_Supplied data_
--
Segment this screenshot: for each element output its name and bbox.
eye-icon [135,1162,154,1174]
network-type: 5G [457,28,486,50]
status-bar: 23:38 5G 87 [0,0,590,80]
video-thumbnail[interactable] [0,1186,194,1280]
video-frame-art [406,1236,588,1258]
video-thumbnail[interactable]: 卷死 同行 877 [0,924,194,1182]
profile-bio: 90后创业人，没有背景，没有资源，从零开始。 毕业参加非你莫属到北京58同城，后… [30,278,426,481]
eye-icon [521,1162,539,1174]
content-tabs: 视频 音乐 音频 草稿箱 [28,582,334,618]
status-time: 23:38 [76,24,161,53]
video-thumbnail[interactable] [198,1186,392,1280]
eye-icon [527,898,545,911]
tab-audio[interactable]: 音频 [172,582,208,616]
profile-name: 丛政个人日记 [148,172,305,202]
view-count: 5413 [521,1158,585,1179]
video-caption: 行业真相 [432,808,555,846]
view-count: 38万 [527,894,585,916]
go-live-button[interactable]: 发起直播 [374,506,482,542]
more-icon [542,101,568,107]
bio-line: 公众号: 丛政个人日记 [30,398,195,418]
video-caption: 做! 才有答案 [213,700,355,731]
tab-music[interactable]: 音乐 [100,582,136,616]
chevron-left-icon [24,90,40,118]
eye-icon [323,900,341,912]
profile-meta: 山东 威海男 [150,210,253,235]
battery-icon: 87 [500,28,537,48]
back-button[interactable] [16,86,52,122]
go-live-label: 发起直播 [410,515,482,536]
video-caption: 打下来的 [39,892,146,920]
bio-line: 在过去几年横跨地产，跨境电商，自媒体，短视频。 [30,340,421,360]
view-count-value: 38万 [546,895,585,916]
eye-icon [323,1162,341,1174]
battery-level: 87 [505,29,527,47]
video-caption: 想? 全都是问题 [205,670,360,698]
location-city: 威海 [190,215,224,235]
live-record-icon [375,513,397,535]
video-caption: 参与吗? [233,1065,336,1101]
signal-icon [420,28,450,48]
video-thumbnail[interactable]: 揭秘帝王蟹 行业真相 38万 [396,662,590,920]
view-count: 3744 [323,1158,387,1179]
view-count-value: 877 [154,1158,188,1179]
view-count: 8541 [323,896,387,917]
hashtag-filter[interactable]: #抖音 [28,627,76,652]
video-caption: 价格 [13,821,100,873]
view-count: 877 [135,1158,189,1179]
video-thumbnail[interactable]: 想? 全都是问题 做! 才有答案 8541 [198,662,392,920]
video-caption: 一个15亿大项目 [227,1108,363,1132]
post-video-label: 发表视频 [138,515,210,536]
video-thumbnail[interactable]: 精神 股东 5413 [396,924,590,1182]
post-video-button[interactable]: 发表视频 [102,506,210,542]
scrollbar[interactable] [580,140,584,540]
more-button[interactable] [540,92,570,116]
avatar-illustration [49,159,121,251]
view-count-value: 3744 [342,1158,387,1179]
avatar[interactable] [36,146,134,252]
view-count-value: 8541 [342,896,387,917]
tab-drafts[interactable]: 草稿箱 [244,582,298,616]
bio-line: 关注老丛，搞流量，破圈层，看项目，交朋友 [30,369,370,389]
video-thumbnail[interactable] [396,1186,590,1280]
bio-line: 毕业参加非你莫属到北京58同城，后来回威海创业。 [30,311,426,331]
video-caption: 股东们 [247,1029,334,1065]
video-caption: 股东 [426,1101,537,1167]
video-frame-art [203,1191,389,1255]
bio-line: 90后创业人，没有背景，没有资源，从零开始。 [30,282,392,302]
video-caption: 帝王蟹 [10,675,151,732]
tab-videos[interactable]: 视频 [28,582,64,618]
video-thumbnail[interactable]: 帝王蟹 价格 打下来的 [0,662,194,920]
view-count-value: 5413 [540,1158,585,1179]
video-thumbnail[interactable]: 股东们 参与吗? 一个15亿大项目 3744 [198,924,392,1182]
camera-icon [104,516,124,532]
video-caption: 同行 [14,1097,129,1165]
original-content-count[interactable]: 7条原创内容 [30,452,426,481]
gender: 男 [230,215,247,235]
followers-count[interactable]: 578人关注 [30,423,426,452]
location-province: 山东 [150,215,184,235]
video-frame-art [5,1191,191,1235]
--
_What is asked_
Please format the rows above as a JSON list of strings, with one string per line and any blank lines left out.

_Response_
[
  "Segment this screenshot: for each element output its name and bbox.",
  "eye-icon [135,1162,154,1174]",
  "network-type: 5G [457,28,486,50]",
  "status-bar: 23:38 5G 87 [0,0,590,80]",
  "video-thumbnail[interactable] [0,1186,194,1280]",
  "video-frame-art [406,1236,588,1258]",
  "video-thumbnail[interactable]: 卷死 同行 877 [0,924,194,1182]",
  "profile-bio: 90后创业人，没有背景，没有资源，从零开始。 毕业参加非你莫属到北京58同城，后… [30,278,426,481]",
  "eye-icon [521,1162,539,1174]",
  "content-tabs: 视频 音乐 音频 草稿箱 [28,582,334,618]",
  "status-time: 23:38 [76,24,161,53]",
  "video-thumbnail[interactable] [198,1186,392,1280]",
  "eye-icon [527,898,545,911]",
  "tab-audio[interactable]: 音频 [172,582,208,616]",
  "profile-name: 丛政个人日记 [148,172,305,202]",
  "view-count: 5413 [521,1158,585,1179]",
  "video-caption: 行业真相 [432,808,555,846]",
  "view-count: 38万 [527,894,585,916]",
  "go-live-button[interactable]: 发起直播 [374,506,482,542]",
  "more-icon [542,101,568,107]",
  "bio-line: 公众号: 丛政个人日记 [30,398,195,418]",
  "video-caption: 做! 才有答案 [213,700,355,731]",
  "tab-music[interactable]: 音乐 [100,582,136,616]",
  "chevron-left-icon [24,90,40,118]",
  "eye-icon [323,900,341,912]",
  "profile-meta: 山东 威海男 [150,210,253,235]",
  "battery-icon: 87 [500,28,537,48]",
  "back-button[interactable] [16,86,52,122]",
  "go-live-label: 发起直播 [410,515,482,536]",
  "video-caption: 打下来的 [39,892,146,920]",
  "bio-line: 在过去几年横跨地产，跨境电商，自媒体，短视频。 [30,340,421,360]",
  "view-count-value: 38万 [546,895,585,916]",
  "eye-icon [323,1162,341,1174]",
  "battery-level: 87 [505,29,527,47]",
  "video-caption: 想? 全都是问题 [205,670,360,698]",
  "location-city: 威海 [190,215,224,235]",
  "live-record-icon [375,513,397,535]",
  "video-caption: 参与吗? [233,1065,336,1101]",
  "signal-icon [420,28,450,48]",
  "video-thumbnail[interactable]: 揭秘帝王蟹 行业真相 38万 [396,662,590,920]",
  "view-count: 3744 [323,1158,387,1179]",
  "view-count-value: 877 [154,1158,188,1179]",
  "view-count: 8541 [323,896,387,917]",
  "hashtag-filter[interactable]: #抖音 [28,627,76,652]",
  "video-caption: 价格 [13,821,100,873]",
  "view-count: 877 [135,1158,189,1179]",
  "video-thumbnail[interactable]: 想? 全都是问题 做! 才有答案 8541 [198,662,392,920]",
  "video-caption: 一个15亿大项目 [227,1108,363,1132]",
  "post-video-label: 发表视频 [138,515,210,536]",
  "video-thumbnail[interactable]: 精神 股东 5413 [396,924,590,1182]",
  "post-video-button[interactable]: 发表视频 [102,506,210,542]",
  "scrollbar[interactable] [580,140,584,540]",
  "more-button[interactable] [540,92,570,116]",
  "avatar-illustration [49,159,121,251]",
  "view-count-value: 3744 [342,1158,387,1179]",
  "avatar[interactable] [36,146,134,252]",
  "view-count-value: 8541 [342,896,387,917]",
  "tab-drafts[interactable]: 草稿箱 [244,582,298,616]",
  "bio-line: 关注老丛，搞流量，破圈层，看项目，交朋友 [30,369,370,389]",
  "video-thumbnail[interactable] [396,1186,590,1280]",
  "bio-line: 毕业参加非你莫属到北京58同城，后来回威海创业。 [30,311,426,331]",
  "video-caption: 股东们 [247,1029,334,1065]",
  "video-caption: 股东 [426,1101,537,1167]",
  "video-frame-art [203,1191,389,1255]",
  "bio-line: 90后创业人，没有背景，没有资源，从零开始。 [30,282,392,302]",
  "video-caption: 帝王蟹 [10,675,151,732]",
  "tab-videos[interactable]: 视频 [28,582,64,618]",
  "video-thumbnail[interactable]: 帝王蟹 价格 打下来的 [0,662,194,920]",
  "view-count-value: 5413 [540,1158,585,1179]",
  "video-thumbnail[interactable]: 股东们 参与吗? 一个15亿大项目 3744 [198,924,392,1182]",
  "camera-icon [104,516,124,532]",
  "video-caption: 同行 [14,1097,129,1165]",
  "original-content-count[interactable]: 7条原创内容 [30,452,426,481]",
  "gender: 男 [230,215,247,235]",
  "followers-count[interactable]: 578人关注 [30,423,426,452]",
  "location-province: 山东 [150,215,184,235]",
  "video-frame-art [5,1191,191,1235]"
]